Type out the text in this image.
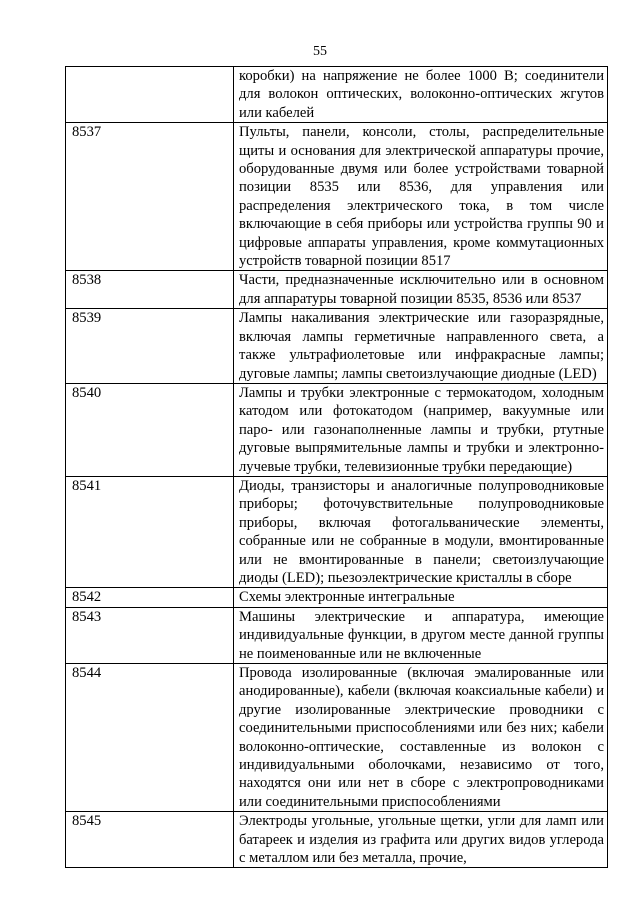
55

	коробки) на напряжение не более 1000 В; соединители для волокон оптических, волоконно-оптических жгутов или кабелей

8537	Пульты, панели, консоли, столы, распределительные щиты и основания для электрической аппаратуры прочие, оборудованные двумя или более устройствами товарной позиции 8535 или 8536, для управления или распределения электрического тока, в том числе включающие в себя приборы или устройства группы 90 и цифровые аппараты управления, кроме коммутационных устройств товарной позиции 8517

8538	Части, предназначенные исключительно или в основном для аппаратуры товарной позиции 8535, 8536 или 8537

8539	Лампы накаливания электрические или газоразрядные, включая лампы герметичные направленного света, а также ультрафиолетовые или инфракрасные лампы; дуговые лампы; лампы светоизлучающие диодные (LED)

8540	Лампы и трубки электронные с термокатодом, холодным катодом или фотокатодом (например, вакуумные или паро- или газонаполненные лампы и трубки, ртутные дуговые выпрямительные лампы и трубки и электронно-лучевые трубки, телевизионные трубки передающие)

8541	Диоды, транзисторы и аналогичные полупроводниковые приборы; фоточувствительные полупроводниковые приборы, включая фотогальванические элементы, собранные или не собранные в модули, вмонтированные или не вмонтированные в панели; светоизлучающие диоды (LED); пьезоэлектрические кристаллы в сборе

8542	Схемы электронные интегральные

8543	Машины электрические и аппаратура, имеющие индивидуальные функции, в другом месте данной группы не поименованные или не включенные

8544	Провода изолированные (включая эмалированные или анодированные), кабели (включая коаксиальные кабели) и другие изолированные электрические проводники с соединительными приспособлениями или без них; кабели волоконно-оптические, составленные из волокон с индивидуальными оболочками, независимо от того, находятся они или нет в сборе с электропроводниками или соединительными приспособлениями

8545	Электроды угольные, угольные щетки, угли для ламп или батареек и изделия из графита или других видов углерода с металлом или без металла, прочие,
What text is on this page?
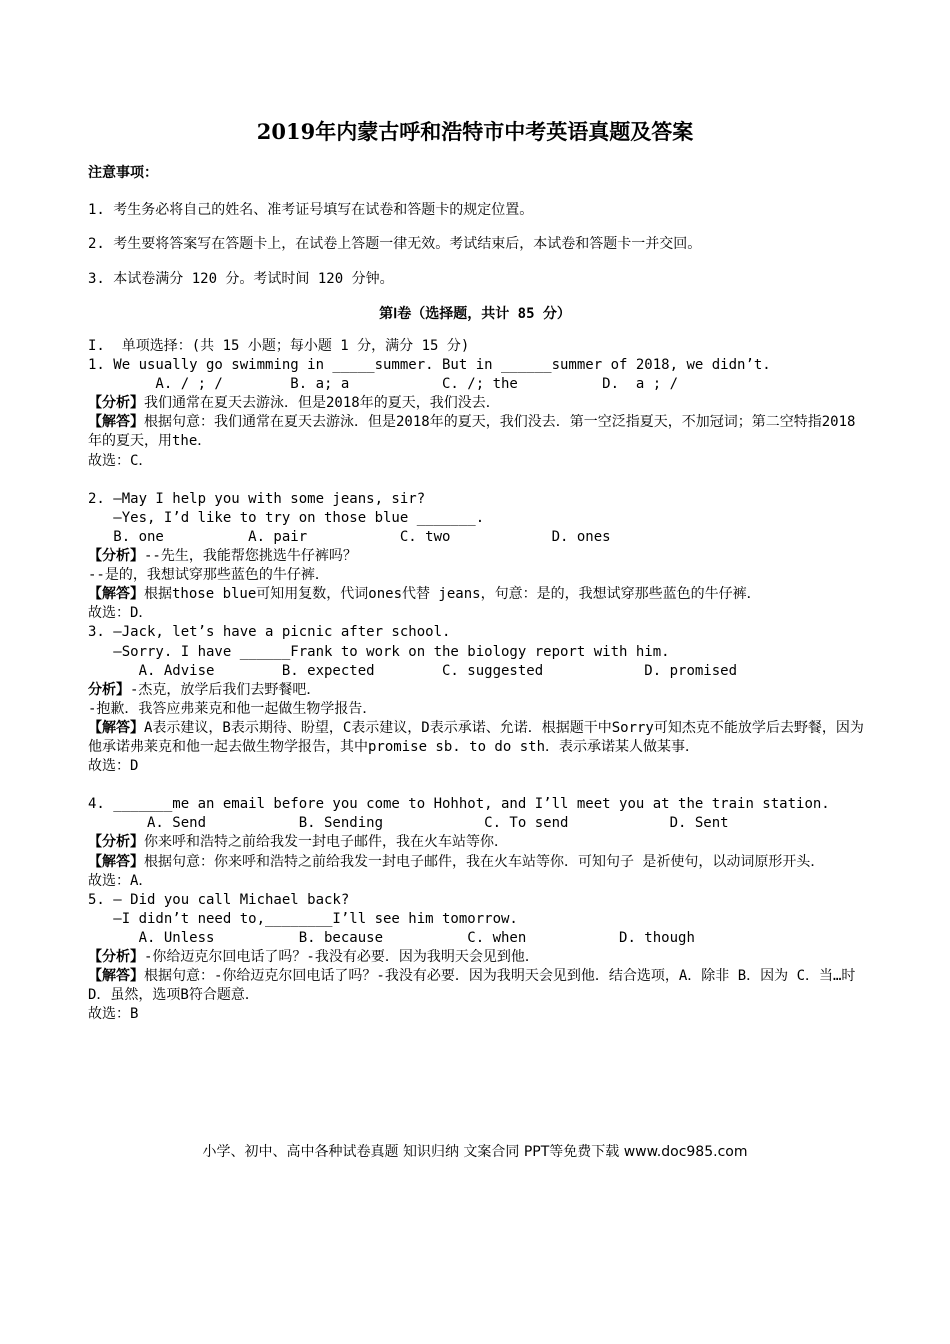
2019年内蒙古呼和浩特市中考英语真题及答案
注意事项：
1. 考生务必将自己的姓名、准考证号填写在试卷和答题卡的规定位置。
2. 考生要将答案写在答题卡上，在试卷上答题一律无效。考试结束后，本试卷和答题卡一并交回。
3. 本试卷满分 120 分。考试时间 120 分钟。
第Ⅰ卷（选择题，共计 85 分）
I.  单项选择：(共 15 小题；每小题 1 分，满分 15 分)
1. We usually go swimming in _____summer. But in ______summer of 2018, we didn’t.
A. / ; /        B. a; a           C. /; the          D.  a ; /
【分析】我们通常在夏天去游泳．但是2018年的夏天，我们没去．
【解答】根据句意：我们通常在夏天去游泳．但是2018年的夏天，我们没去．第一空泛指夏天，不加冠词；第二空特指2018年的夏天，用the．
故选：C．
2. —May I help you with some jeans, sir?
—Yes, I’d like to try on those blue _______.
B. one          A. pair           C. two            D. ones
【分析】--先生，我能帮您挑选牛仔裤吗？
--是的，我想试穿那些蓝色的牛仔裤．
【解答】根据those blue可知用复数，代词ones代替 jeans，句意：是的，我想试穿那些蓝色的牛仔裤．
故选：D．
3. —Jack, let’s have a picnic after school.
—Sorry. I have ______Frank to work on the biology report with him.
A. Advise        B. expected        C. suggested            D. promised
分析】-杰克，放学后我们去野餐吧．
-抱歉．我答应弗莱克和他一起做生物学报告．
【解答】A表示建议，B表示期待、盼望，C表示建议，D表示承诺、允诺．根据题干中Sorry可知杰克不能放学后去野餐，因为他承诺弗莱克和他一起去做生物学报告，其中promise sb. to do sth．表示承诺某人做某事．
故选：D
4. _______me an email before you come to Hohhot, and I’ll meet you at the train station.
A. Send           B. Sending            C. To send            D. Sent
【分析】你来呼和浩特之前给我发一封电子邮件，我在火车站等你．
【解答】根据句意：你来呼和浩特之前给我发一封电子邮件，我在火车站等你．可知句子 是祈使句，以动词原形开头．
故选：A．
5. — Did you call Michael back?
—I didn’t need to,________I’ll see him tomorrow.
A. Unless          B. because          C. when           D. though
【分析】-你给迈克尔回电话了吗？-我没有必要．因为我明天会见到他．
【解答】根据句意：-你给迈克尔回电话了吗？-我没有必要．因为我明天会见到他．结合选项，A．除非 B．因为 C．当…时 D．虽然，选项B符合题意．
故选：B
小学、初中、高中各种试卷真题 知识归纳 文案合同 PPT等免费下载 www.doc985.com
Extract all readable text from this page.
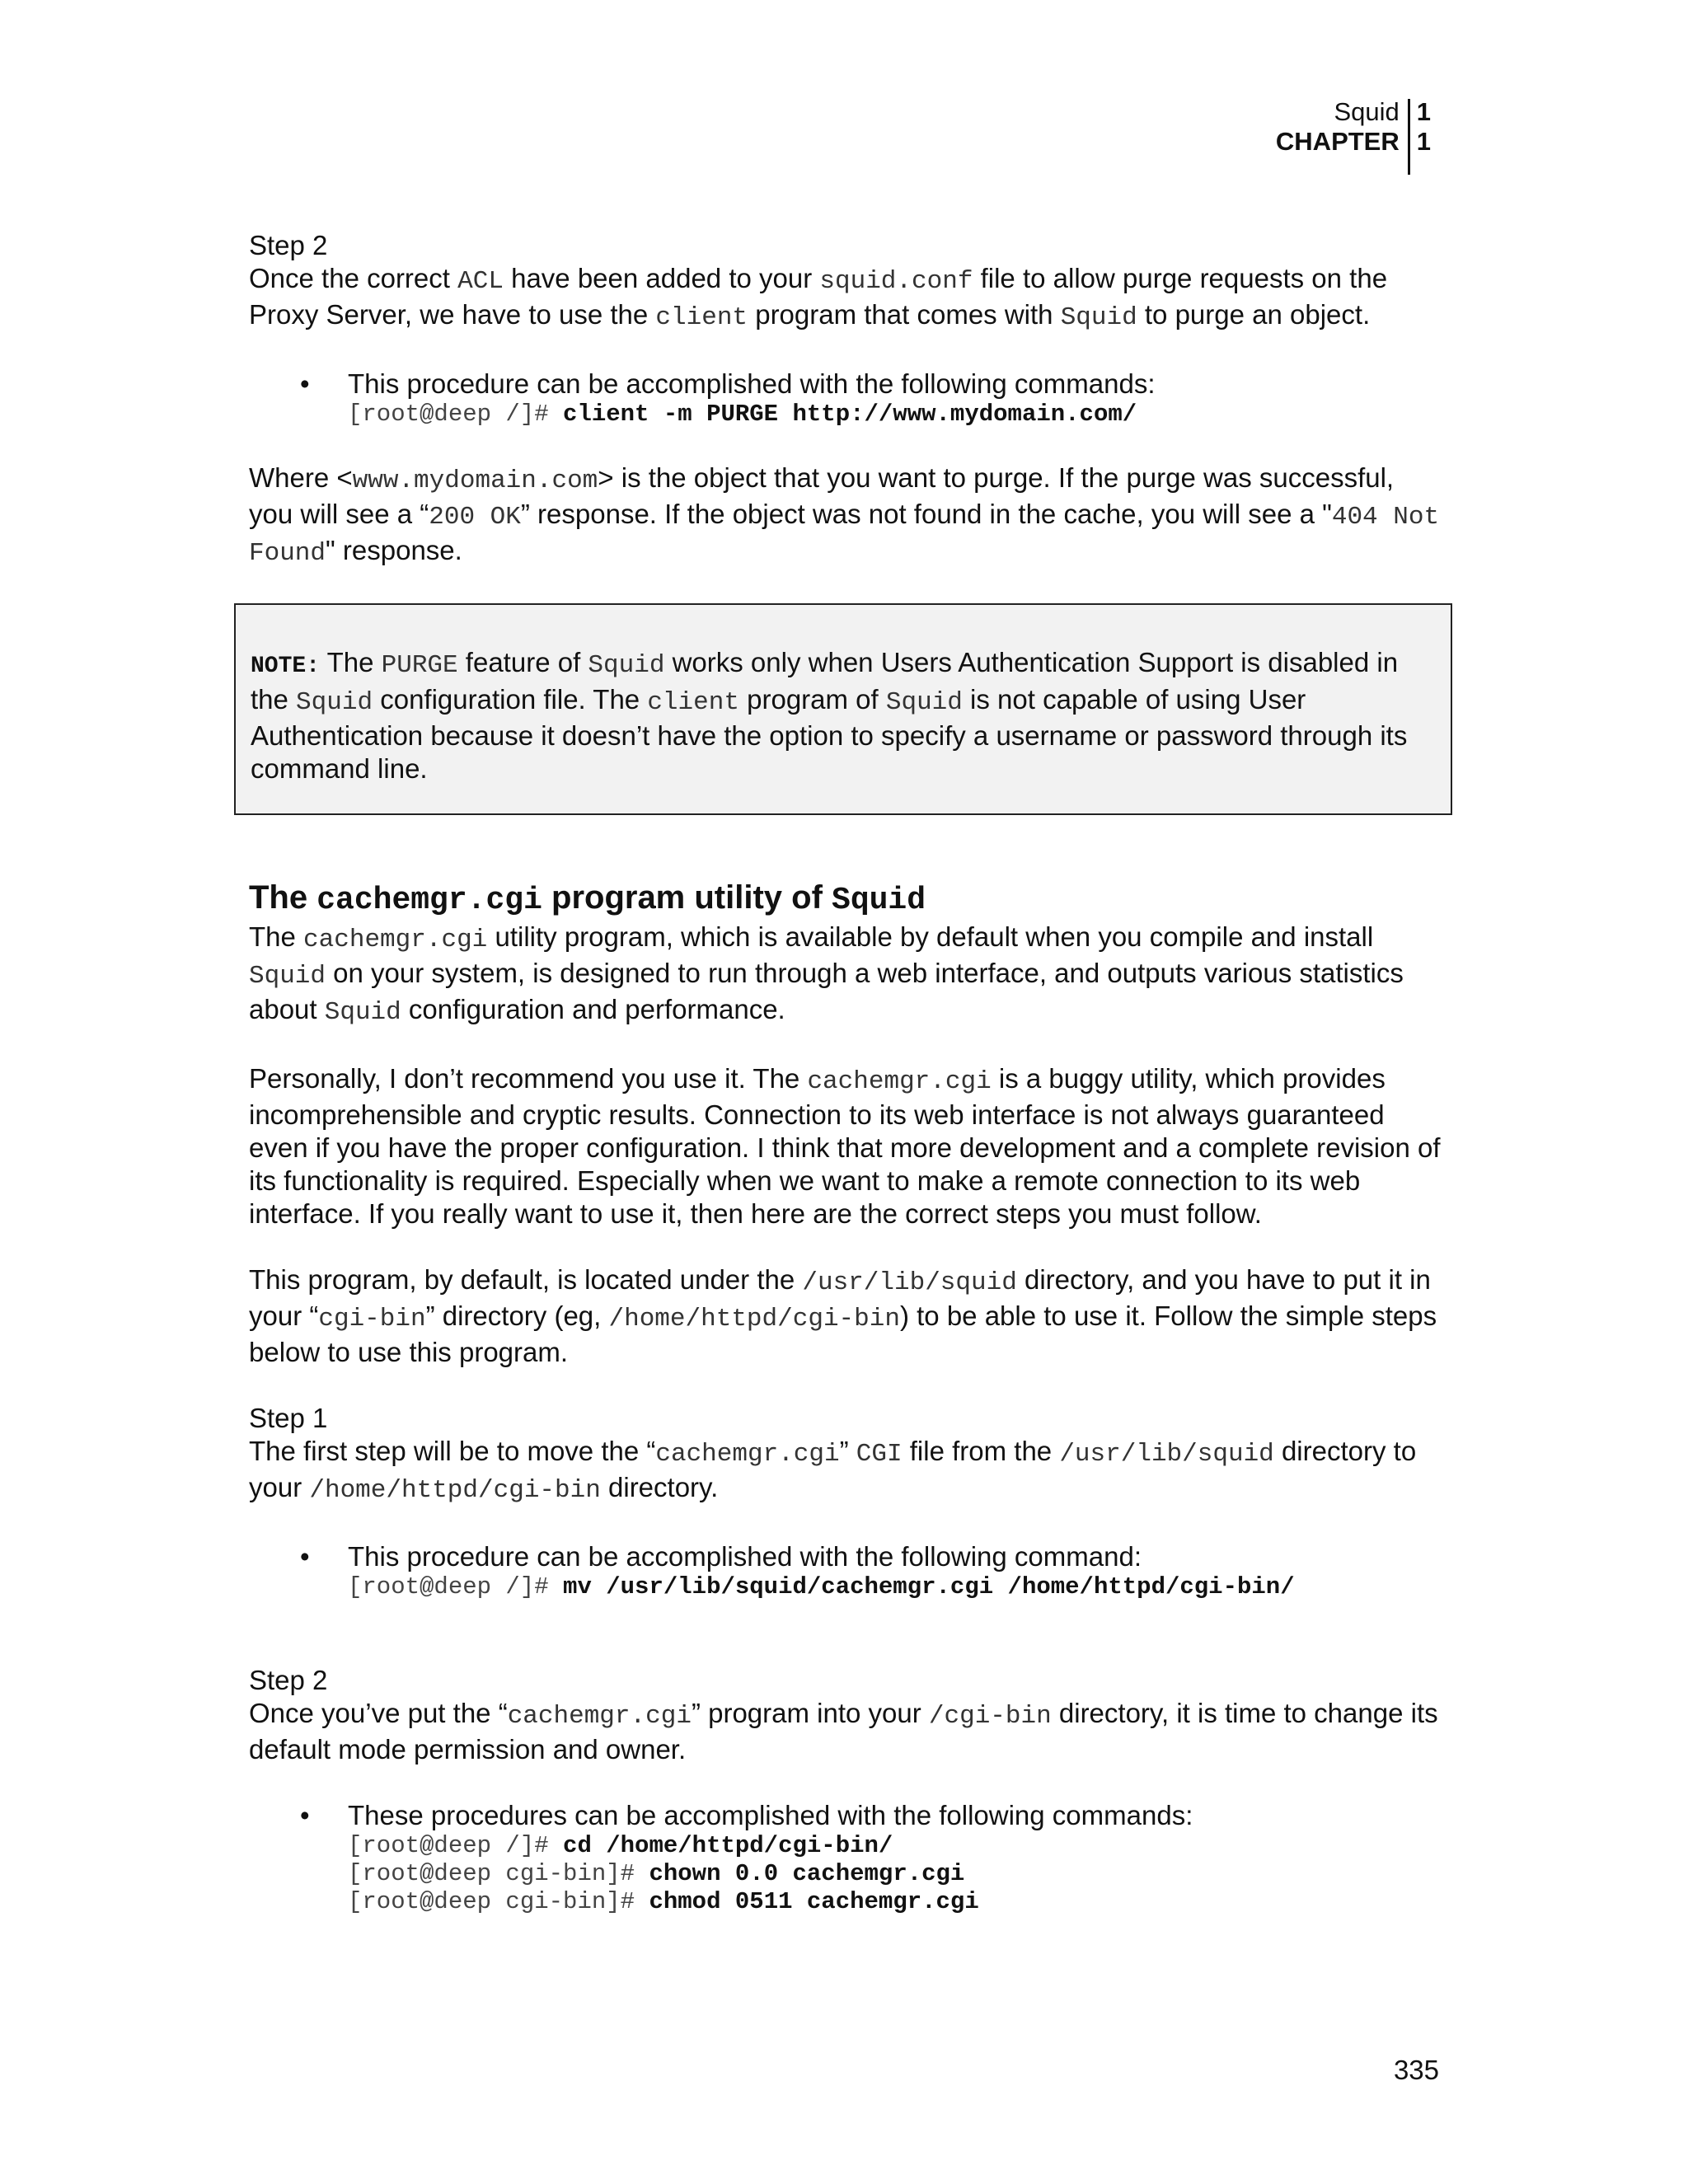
Squid
CHAPTER
1
1

Step 2

Once the correct ACL have been added to your squid.conf file to allow purge requests on the Proxy Server, we have to use the client program that comes with Squid to purge an object.

• This procedure can be accomplished with the following commands:

[root@deep /]# client -m PURGE http://www.mydomain.com/

Where <www.mydomain.com> is the object that you want to purge. If the purge was successful, you will see a “200 OK” response. If the object was not found in the cache, you will see a "404 Not Found" response.

NOTE: The PURGE feature of Squid works only when Users Authentication Support is disabled in the Squid configuration file. The client program of Squid is not capable of using User Authentication because it doesn’t have the option to specify a username or password through its command line.

The cachemgr.cgi program utility of Squid

The cachemgr.cgi utility program, which is available by default when you compile and install Squid on your system, is designed to run through a web interface, and outputs various statistics about Squid configuration and performance.

Personally, I don’t recommend you use it. The cachemgr.cgi is a buggy utility, which provides incomprehensible and cryptic results. Connection to its web interface is not always guaranteed even if you have the proper configuration. I think that more development and a complete revision of its functionality is required. Especially when we want to make a remote connection to its web interface. If you really want to use it, then here are the correct steps you must follow.

This program, by default, is located under the /usr/lib/squid directory, and you have to put it in your “cgi-bin” directory (eg, /home/httpd/cgi-bin) to be able to use it. Follow the simple steps below to use this program.

Step 1

The first step will be to move the “cachemgr.cgi” CGI file from the /usr/lib/squid directory to your /home/httpd/cgi-bin directory.

• This procedure can be accomplished with the following command:

[root@deep /]# mv /usr/lib/squid/cachemgr.cgi /home/httpd/cgi-bin/

Step 2

Once you’ve put the “cachemgr.cgi” program into your /cgi-bin directory, it is time to change its default mode permission and owner.

• These procedures can be accomplished with the following commands:

[root@deep /]# cd /home/httpd/cgi-bin/
[root@deep cgi-bin]# chown 0.0 cachemgr.cgi
[root@deep cgi-bin]# chmod 0511 cachemgr.cgi
335
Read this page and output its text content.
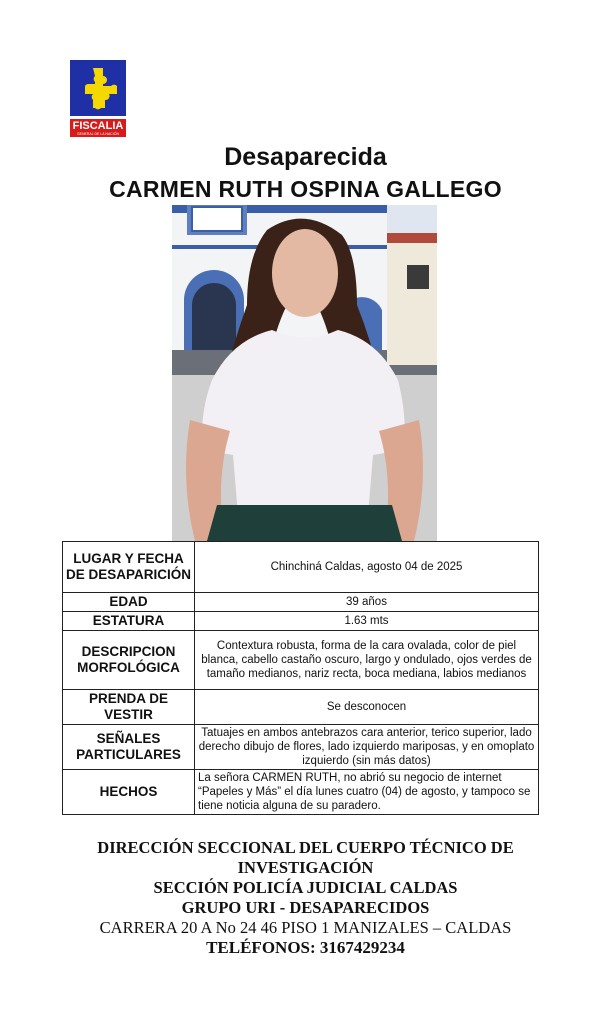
FISCALIA
GENERAL DE LA NACIÓN
Desaparecida
CARMEN RUTH OSPINA GALLEGO
LUGAR Y FECHA DE DESAPARICIÓN	Chinchiná Caldas, agosto 04 de 2025
EDAD	39 años
ESTATURA	1.63 mts
DESCRIPCION MORFOLÓGICA	Contextura robusta, forma de la cara ovalada, color de piel blanca, cabello castaño oscuro, largo y ondulado, ojos verdes de tamaño medianos, nariz recta, boca mediana, labios medianos
PRENDA DE VESTIR	Se desconocen
SEÑALES PARTICULARES	Tatuajes en ambos antebrazos cara anterior, terico superior, lado derecho dibujo de flores, lado izquierdo mariposas, y en omoplato izquierdo (sin más datos)
HECHOS	La señora CARMEN RUTH, no abrió su negocio de internet “Papeles y Más” el día lunes cuatro (04) de agosto, y tampoco se tiene noticia alguna de su paradero.
DIRECCIÓN SECCIONAL DEL CUERPO TÉCNICO DE INVESTIGACIÓN
SECCIÓN POLICÍA JUDICIAL CALDAS
GRUPO URI - DESAPARECIDOS
CARRERA 20 A No 24 46 PISO 1 MANIZALES – CALDAS
TELÉFONOS: 3167429234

········

> [Task to complete]: State how many lines of the material contain the string "object", with no other words.

> [Finished exercise]: 2